*SET EXERCISE:*
Extract all of the entries and give them again, word for word.

Saved entries
***

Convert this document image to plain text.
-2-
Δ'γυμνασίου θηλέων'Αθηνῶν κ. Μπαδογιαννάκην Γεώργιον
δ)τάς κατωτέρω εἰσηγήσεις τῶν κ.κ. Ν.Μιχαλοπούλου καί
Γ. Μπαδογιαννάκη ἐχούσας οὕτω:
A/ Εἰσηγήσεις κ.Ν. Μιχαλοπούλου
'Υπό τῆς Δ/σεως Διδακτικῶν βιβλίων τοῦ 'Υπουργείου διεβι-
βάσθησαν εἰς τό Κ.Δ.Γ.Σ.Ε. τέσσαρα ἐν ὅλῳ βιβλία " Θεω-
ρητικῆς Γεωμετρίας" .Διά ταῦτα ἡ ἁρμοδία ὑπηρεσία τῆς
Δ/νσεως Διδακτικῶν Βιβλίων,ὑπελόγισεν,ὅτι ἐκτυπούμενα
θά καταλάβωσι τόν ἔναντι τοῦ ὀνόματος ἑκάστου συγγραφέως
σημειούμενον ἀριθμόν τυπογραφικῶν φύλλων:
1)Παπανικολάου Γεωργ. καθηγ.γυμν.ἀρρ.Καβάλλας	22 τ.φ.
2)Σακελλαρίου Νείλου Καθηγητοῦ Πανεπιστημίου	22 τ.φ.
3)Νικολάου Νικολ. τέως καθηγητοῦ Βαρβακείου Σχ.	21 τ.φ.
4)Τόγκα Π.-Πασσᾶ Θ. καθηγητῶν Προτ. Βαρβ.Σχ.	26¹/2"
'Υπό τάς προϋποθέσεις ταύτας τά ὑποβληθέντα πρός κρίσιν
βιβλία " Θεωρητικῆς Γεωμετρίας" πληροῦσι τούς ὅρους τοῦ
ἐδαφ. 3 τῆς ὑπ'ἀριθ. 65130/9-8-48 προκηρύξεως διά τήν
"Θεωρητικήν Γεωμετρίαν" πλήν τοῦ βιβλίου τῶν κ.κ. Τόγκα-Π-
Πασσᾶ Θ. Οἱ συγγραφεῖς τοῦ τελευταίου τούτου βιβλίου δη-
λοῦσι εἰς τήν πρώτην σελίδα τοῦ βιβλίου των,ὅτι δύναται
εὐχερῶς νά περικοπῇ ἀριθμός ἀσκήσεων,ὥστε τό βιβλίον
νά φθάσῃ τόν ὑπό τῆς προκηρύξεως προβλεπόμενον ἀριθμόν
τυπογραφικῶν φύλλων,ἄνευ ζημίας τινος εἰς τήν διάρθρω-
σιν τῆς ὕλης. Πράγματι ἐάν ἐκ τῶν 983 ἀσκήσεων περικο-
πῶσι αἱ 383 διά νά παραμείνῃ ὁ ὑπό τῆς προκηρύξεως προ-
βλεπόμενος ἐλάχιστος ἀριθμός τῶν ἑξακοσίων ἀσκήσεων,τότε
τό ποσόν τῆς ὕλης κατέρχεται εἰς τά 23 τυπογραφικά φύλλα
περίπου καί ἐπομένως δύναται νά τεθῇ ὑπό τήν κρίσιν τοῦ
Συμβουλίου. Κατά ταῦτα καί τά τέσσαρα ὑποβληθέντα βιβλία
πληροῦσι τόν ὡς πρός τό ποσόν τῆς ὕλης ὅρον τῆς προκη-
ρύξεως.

***

*SOLUTION TO THIS PROBLEM:*
Convert this document image to plain text.
-2-
Δ'γυμνασίου θηλέων'Αθηνῶν κ. Μπαδογιαννάκην Γεώργιον
δ)τάς κατωτέρω εἰσηγήσεις τῶν κ.κ. Ν.Μιχαλοπούλου καί
Γ. Μπαδογιαννάκη ἐχούσας οὕτω:
A/ Εἰσηγήσεις κ.Ν. Μιχαλοπούλου
'Υπό τῆς Δ/σεως Διδακτικῶν βιβλίων τοῦ 'Υπουργείου διεβι-
βάσθησαν εἰς τό Κ.Δ.Γ.Σ.Ε. τέσσαρα ἐν ὅλῳ βιβλία " Θεω-
ρητικῆς Γεωμετρίας" .Διά ταῦτα ἡ ἁρμοδία ὑπηρεσία τῆς
Δ/νσεως Διδακτικῶν Βιβλίων,ὑπελόγισεν,ὅτι ἐκτυπούμενα
θά καταλάβωσι τόν ἔναντι τοῦ ὀνόματος ἑκάστου συγγραφέως
σημειούμενον ἀριθμόν τυπογραφικῶν φύλλων:
1)Παπανικολάου Γεωργ. καθηγ.γυμν.ἀρρ.Καβάλλας	22 τ.φ.
2)Σακελλαρίου Νείλου Καθηγητοῦ Πανεπιστημίου	22 τ.φ.
3)Νικολάου Νικολ. τέως καθηγητοῦ Βαρβακείου Σχ.	21 τ.φ.
4)Τόγκα Π.-Πασσᾶ Θ. καθηγητῶν Προτ. Βαρβ.Σχ.	26¹/2"
'Υπό τάς προϋποθέσεις ταύτας τά ὑποβληθέντα πρός κρίσιν
βιβλία " Θεωρητικῆς Γεωμετρίας" πληροῦσι τούς ὅρους τοῦ
ἐδαφ. 3 τῆς ὑπ'ἀριθ. 65130/9-8-48 προκηρύξεως διά τήν
"Θεωρητικήν Γεωμετρίαν" πλήν τοῦ βιβλίου τῶν κ.κ. Τόγκα-Π-
Πασσᾶ Θ. Οἱ συγγραφεῖς τοῦ τελευταίου τούτου βιβλίου δη-
λοῦσι εἰς τήν πρώτην σελίδα τοῦ βιβλίου των,ὅτι δύναται
εὐχερῶς νά περικοπῇ ἀριθμός ἀσκήσεων,ὥστε τό βιβλίον
νά φθάσῃ τόν ὑπό τῆς προκηρύξεως προβλεπόμενον ἀριθμόν
τυπογραφικῶν φύλλων,ἄνευ ζημίας τινος εἰς τήν διάρθρω-
σιν τῆς ὕλης. Πράγματι ἐάν ἐκ τῶν 983 ἀσκήσεων περικο-
πῶσι αἱ 383 διά νά παραμείνῃ ὁ ὑπό τῆς προκηρύξεως προ-
βλεπόμενος ἐλάχιστος ἀριθμός τῶν ἑξακοσίων ἀσκήσεων,τότε
τό ποσόν τῆς ὕλης κατέρχεται εἰς τά 23 τυπογραφικά φύλλα
περίπου καί ἐπομένως δύναται νά τεθῇ ὑπό τήν κρίσιν τοῦ
Συμβουλίου. Κατά ταῦτα καί τά τέσσαρα ὑποβληθέντα βιβλία
πληροῦσι τόν ὡς πρός τό ποσόν τῆς ὕλης ὅρον τῆς προκη-
ρύξεως.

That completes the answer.